(begin)

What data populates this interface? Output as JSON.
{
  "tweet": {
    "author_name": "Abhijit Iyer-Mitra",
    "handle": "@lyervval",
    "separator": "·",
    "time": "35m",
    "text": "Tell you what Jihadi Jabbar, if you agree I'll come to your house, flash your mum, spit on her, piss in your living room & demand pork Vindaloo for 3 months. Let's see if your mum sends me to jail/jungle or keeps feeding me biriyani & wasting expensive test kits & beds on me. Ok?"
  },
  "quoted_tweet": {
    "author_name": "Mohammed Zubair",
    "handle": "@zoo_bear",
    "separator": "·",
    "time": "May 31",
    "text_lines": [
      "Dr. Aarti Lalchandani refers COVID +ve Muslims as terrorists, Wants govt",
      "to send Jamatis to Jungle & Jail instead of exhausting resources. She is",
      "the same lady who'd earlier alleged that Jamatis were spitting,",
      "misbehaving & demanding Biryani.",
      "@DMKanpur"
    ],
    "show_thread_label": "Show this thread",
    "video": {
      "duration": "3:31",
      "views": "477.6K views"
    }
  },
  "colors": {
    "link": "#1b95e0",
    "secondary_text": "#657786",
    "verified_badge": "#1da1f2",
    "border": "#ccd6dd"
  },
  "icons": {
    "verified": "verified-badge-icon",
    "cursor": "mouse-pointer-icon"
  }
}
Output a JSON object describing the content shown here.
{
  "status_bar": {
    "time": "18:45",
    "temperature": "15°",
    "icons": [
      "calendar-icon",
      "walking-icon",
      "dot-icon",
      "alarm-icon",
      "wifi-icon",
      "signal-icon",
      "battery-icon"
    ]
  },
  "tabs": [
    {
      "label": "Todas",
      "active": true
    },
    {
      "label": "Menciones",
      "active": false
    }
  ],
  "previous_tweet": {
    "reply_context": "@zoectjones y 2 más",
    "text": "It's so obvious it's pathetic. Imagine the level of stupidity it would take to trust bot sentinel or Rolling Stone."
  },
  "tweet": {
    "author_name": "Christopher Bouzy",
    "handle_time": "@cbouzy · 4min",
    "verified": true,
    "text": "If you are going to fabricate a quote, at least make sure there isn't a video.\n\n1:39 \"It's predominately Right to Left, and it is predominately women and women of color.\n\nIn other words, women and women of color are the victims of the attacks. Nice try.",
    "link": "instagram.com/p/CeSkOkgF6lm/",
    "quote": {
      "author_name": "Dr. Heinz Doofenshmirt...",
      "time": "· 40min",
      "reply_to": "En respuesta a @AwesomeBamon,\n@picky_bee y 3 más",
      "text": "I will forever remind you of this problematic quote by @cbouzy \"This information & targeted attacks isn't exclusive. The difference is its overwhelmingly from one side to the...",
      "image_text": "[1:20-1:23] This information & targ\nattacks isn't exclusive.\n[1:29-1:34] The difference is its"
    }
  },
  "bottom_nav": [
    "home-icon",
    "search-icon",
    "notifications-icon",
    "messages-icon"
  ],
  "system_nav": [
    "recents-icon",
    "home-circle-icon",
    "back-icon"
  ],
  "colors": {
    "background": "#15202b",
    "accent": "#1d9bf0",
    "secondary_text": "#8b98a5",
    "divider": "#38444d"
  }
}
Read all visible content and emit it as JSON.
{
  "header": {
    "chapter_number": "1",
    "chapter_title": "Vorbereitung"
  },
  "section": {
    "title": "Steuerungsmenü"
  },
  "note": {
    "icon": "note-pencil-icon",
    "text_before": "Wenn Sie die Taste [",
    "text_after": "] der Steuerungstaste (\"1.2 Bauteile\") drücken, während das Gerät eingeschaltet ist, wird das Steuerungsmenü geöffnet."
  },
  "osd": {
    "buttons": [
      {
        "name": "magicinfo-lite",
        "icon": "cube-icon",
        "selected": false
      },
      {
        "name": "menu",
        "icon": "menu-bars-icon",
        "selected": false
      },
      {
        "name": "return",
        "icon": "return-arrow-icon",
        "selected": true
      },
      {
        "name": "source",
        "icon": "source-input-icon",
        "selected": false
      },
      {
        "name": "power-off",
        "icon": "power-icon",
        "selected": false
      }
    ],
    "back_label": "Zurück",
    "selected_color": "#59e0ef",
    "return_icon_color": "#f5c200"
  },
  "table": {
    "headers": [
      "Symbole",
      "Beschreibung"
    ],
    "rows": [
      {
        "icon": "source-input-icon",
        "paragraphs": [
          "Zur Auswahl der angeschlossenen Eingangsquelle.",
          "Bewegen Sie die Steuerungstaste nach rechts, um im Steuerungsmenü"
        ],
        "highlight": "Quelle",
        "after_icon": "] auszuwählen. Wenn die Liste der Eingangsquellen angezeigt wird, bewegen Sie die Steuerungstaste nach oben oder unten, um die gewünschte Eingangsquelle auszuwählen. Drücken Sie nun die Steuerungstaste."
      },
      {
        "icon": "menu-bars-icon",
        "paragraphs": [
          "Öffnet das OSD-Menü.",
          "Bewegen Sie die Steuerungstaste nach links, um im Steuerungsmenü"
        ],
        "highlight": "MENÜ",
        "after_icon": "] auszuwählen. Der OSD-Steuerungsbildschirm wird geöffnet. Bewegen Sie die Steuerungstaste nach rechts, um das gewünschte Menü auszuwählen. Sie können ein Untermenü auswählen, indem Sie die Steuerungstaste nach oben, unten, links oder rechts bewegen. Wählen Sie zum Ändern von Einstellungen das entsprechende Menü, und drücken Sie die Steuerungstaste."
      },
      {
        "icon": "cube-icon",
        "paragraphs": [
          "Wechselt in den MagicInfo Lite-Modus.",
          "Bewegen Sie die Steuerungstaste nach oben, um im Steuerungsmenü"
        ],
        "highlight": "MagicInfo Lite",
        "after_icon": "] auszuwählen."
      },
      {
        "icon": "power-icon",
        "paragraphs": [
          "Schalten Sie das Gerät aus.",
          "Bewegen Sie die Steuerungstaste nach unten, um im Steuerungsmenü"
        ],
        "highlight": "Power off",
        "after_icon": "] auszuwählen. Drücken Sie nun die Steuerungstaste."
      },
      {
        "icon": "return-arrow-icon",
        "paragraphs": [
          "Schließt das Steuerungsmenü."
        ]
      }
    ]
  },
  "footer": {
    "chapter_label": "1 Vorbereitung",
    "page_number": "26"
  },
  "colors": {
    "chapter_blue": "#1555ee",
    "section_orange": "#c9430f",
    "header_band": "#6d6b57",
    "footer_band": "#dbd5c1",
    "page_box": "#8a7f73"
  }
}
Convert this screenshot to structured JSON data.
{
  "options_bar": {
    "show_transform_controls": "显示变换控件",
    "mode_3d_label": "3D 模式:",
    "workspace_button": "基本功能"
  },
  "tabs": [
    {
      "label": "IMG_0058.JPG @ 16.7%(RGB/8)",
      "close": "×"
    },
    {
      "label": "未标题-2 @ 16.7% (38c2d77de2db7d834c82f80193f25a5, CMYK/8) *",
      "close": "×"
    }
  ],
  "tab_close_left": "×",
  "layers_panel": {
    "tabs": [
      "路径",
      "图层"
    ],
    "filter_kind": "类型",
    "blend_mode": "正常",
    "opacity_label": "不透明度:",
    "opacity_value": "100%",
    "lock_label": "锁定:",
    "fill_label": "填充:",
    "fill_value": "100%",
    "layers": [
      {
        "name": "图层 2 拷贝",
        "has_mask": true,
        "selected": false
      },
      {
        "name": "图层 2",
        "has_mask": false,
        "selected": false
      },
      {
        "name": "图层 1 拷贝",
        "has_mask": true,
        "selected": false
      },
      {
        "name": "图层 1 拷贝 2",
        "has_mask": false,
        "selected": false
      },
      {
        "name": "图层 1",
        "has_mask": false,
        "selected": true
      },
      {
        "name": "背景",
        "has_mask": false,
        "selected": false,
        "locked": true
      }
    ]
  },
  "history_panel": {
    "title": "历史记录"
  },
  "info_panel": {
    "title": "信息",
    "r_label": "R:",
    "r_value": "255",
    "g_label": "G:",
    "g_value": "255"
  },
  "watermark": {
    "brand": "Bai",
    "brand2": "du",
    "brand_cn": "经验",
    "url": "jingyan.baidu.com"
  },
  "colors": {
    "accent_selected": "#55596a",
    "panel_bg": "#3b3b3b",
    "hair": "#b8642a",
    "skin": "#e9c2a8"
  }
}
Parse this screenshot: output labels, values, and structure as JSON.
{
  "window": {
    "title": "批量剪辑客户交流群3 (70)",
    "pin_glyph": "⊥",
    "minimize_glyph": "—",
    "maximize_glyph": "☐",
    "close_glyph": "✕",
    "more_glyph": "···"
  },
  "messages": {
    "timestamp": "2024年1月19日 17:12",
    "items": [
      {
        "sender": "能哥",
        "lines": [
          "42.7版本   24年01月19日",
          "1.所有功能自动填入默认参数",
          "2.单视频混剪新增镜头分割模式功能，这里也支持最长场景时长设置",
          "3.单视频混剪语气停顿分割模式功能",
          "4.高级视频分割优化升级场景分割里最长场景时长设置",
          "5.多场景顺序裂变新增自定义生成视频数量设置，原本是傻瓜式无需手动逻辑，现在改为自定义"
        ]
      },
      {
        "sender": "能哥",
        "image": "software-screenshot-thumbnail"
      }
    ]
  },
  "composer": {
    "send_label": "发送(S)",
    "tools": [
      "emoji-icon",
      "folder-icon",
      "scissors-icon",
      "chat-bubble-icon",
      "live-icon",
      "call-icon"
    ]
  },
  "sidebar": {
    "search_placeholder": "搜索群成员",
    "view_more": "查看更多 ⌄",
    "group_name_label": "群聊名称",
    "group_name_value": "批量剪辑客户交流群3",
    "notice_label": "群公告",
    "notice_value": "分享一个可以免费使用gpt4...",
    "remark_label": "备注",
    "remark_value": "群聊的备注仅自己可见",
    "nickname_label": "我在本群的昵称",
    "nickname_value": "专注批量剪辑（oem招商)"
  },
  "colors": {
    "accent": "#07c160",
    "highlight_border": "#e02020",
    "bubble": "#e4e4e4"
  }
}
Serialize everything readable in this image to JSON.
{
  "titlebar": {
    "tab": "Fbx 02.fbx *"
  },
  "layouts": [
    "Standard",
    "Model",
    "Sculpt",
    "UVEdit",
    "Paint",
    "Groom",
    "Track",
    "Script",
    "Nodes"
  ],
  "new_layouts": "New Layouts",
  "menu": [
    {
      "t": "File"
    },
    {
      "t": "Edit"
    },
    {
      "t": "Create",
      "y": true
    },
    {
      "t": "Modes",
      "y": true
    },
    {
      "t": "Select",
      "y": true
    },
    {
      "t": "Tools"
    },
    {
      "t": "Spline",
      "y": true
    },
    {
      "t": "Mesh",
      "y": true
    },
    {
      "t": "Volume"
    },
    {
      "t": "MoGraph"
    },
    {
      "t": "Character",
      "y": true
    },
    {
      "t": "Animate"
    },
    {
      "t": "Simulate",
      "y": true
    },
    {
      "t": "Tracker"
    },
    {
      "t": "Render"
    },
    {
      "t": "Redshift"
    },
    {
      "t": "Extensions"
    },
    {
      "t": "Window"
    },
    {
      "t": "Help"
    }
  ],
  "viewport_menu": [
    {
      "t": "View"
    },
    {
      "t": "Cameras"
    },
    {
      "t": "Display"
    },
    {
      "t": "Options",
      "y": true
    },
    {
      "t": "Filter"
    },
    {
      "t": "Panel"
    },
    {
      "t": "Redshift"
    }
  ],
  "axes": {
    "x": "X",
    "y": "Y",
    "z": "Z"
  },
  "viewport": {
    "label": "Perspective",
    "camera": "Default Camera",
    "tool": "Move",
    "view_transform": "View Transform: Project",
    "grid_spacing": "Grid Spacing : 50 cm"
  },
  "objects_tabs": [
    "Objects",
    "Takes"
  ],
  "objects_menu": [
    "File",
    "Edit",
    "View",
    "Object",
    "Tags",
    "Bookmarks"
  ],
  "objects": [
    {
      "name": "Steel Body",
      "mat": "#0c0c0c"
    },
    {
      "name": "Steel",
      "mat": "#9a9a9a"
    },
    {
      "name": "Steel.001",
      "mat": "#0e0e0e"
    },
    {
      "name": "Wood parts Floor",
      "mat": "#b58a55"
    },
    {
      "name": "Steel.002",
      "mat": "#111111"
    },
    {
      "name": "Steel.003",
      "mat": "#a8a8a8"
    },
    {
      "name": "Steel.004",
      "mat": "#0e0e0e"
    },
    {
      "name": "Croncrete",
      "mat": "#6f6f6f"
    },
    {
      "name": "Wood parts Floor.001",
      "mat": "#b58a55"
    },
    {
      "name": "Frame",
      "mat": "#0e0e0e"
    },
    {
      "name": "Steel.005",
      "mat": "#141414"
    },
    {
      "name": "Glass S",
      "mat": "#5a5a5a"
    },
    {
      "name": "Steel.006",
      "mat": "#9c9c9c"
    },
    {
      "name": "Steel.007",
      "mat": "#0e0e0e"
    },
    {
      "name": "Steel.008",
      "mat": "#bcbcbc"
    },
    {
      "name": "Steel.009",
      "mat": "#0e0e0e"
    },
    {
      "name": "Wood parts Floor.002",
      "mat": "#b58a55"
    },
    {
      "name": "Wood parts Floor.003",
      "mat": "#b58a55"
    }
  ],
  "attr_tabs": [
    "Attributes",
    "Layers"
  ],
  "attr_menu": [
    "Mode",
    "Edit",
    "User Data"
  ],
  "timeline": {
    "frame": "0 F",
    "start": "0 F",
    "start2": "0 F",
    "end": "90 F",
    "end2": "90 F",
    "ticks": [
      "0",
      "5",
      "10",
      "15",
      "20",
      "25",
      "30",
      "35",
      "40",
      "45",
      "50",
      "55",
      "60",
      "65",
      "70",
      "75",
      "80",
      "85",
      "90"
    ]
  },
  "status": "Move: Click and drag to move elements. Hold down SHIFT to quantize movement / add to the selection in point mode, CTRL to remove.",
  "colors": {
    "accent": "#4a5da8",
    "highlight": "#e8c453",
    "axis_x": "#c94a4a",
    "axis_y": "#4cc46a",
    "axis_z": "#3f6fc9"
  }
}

(end)

Challenge »
Go through the listing above and list every line that has the word "oben".

Solved problem »
        "after_icon": "] auszuwählen. Wenn die Liste der Eingangsquellen angezeigt wird, bewegen Sie die Steuerungstaste nach oben oder unten, um die gewünschte Eingangsquelle auszuwählen. Drücken Sie nun die Steuerungstaste."
        "after_icon": "] auszuwählen. Der OSD-Steuerungsbildschirm wird geöffnet. Bewegen Sie die Steuerungstaste nach rechts, um das gewünschte Menü auszuwählen. Sie können ein Untermenü auswählen, indem Sie die Steuerungstaste nach oben, unten, links oder rechts bewegen. Wählen Sie zum Ändern von Einstellungen das entsprechende Menü, und drücken Sie die Steuerungstaste."
          "Bewegen Sie die Steuerungstaste nach oben, um im Steuerungsmenü"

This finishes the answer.